Data entries —
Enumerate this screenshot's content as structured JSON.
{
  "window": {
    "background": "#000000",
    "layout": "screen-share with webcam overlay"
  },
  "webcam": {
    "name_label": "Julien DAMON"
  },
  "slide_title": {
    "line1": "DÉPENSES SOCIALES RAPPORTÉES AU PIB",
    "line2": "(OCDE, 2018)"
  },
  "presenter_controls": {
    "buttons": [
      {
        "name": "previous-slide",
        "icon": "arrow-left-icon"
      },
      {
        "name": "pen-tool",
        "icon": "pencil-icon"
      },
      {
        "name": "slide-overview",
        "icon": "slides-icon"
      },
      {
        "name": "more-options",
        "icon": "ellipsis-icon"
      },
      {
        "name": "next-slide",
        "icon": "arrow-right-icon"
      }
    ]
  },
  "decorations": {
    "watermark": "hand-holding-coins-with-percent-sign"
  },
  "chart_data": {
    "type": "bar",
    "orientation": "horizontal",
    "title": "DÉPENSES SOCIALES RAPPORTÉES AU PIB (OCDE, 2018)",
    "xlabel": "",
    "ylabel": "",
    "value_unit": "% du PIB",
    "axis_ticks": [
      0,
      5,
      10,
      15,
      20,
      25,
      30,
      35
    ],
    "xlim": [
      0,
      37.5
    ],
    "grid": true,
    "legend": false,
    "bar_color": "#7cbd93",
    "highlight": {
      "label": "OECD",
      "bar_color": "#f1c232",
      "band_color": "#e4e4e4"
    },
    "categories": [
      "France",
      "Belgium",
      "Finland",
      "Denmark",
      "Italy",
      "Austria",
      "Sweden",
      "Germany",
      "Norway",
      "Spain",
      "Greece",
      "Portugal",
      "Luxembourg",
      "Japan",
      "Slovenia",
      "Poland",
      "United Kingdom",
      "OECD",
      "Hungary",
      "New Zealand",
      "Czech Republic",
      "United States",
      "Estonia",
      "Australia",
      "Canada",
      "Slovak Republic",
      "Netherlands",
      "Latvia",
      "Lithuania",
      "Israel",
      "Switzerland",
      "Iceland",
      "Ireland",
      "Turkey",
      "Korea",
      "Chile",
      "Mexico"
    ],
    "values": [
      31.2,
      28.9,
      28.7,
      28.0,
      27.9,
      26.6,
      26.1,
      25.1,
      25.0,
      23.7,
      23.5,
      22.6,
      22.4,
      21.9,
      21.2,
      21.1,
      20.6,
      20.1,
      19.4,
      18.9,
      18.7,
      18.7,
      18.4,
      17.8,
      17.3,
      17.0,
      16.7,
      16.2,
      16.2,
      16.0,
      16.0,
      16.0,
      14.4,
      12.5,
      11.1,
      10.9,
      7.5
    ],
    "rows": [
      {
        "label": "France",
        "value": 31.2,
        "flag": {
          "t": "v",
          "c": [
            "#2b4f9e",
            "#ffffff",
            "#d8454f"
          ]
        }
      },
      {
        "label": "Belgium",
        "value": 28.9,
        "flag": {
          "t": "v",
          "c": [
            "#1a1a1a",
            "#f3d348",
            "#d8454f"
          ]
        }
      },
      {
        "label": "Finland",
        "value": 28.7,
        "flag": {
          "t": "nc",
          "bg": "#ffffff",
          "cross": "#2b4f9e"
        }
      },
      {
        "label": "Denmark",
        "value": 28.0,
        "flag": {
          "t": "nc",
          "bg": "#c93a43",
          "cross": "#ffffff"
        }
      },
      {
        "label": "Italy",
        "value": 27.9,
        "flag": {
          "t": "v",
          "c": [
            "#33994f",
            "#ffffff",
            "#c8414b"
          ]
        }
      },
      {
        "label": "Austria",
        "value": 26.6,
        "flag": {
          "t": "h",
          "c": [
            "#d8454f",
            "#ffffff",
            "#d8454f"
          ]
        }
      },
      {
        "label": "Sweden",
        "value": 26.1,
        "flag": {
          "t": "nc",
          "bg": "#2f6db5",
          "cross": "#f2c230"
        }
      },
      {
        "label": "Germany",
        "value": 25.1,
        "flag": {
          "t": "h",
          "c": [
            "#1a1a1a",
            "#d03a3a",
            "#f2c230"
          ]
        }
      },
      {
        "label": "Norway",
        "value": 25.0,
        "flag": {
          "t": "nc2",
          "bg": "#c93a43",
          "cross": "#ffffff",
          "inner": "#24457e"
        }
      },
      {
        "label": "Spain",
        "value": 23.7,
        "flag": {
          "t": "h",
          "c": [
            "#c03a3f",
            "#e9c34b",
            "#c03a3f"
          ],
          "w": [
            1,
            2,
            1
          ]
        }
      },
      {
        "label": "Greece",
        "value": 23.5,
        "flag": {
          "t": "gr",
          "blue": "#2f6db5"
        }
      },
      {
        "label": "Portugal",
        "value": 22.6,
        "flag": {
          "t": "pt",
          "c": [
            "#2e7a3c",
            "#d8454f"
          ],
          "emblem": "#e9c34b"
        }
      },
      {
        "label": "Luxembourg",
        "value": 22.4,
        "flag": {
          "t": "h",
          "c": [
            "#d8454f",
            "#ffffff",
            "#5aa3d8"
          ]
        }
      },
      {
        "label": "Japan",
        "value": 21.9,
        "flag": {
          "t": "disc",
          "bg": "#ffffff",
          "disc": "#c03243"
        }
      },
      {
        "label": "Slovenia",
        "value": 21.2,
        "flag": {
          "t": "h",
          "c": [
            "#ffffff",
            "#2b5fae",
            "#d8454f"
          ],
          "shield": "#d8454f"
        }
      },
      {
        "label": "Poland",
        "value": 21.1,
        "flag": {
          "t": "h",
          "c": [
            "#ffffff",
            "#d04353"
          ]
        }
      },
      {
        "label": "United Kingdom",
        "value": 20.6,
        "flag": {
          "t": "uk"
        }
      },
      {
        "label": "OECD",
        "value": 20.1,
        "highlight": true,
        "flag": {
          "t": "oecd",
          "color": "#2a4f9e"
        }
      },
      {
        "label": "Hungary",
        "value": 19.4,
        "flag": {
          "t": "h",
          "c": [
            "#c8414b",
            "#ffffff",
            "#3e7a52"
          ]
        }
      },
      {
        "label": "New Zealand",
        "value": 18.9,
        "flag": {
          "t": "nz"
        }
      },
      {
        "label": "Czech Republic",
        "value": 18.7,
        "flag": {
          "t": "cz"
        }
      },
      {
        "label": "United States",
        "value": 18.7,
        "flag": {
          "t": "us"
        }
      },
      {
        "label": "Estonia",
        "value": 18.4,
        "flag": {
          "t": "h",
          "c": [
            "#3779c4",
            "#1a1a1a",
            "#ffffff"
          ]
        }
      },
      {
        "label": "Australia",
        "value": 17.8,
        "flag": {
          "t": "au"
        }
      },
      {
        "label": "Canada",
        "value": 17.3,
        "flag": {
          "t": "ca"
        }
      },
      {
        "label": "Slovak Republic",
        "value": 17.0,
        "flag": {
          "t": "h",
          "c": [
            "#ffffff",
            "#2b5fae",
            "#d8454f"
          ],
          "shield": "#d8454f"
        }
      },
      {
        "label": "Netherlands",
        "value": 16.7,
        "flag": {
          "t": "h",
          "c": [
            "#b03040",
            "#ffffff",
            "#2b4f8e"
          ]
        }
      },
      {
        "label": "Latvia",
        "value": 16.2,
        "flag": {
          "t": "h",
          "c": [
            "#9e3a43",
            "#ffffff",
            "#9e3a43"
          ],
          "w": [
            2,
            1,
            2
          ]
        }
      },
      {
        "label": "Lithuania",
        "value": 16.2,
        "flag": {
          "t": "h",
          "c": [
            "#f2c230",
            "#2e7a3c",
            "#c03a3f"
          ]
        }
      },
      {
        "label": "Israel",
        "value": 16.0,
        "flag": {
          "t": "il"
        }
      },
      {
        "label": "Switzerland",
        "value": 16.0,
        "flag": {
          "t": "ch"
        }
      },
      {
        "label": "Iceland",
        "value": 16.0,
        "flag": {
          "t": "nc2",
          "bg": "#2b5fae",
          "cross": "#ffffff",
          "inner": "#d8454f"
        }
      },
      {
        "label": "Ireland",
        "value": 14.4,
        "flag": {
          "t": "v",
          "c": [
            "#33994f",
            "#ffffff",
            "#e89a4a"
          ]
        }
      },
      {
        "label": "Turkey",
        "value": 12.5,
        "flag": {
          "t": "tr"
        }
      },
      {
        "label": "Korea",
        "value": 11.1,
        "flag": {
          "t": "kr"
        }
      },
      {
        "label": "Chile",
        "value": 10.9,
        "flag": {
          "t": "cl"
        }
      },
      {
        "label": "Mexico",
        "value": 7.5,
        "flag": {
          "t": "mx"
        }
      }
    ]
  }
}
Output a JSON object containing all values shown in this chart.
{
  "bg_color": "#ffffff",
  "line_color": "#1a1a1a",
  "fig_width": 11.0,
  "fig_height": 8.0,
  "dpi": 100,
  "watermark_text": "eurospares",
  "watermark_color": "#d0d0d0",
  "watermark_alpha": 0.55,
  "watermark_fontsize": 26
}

Your goal — Print from the line containing "Output a JSON" to the last line above, exactly as written.

Complete answer —
Output a JSON object containing all values shown in this chart.
{
  "bg_color": "#ffffff",
  "line_color": "#1a1a1a",
  "fig_width": 11.0,
  "fig_height": 8.0,
  "dpi": 100,
  "watermark_text": "eurospares",
  "watermark_color": "#d0d0d0",
  "watermark_alpha": 0.55,
  "watermark_fontsize": 26
}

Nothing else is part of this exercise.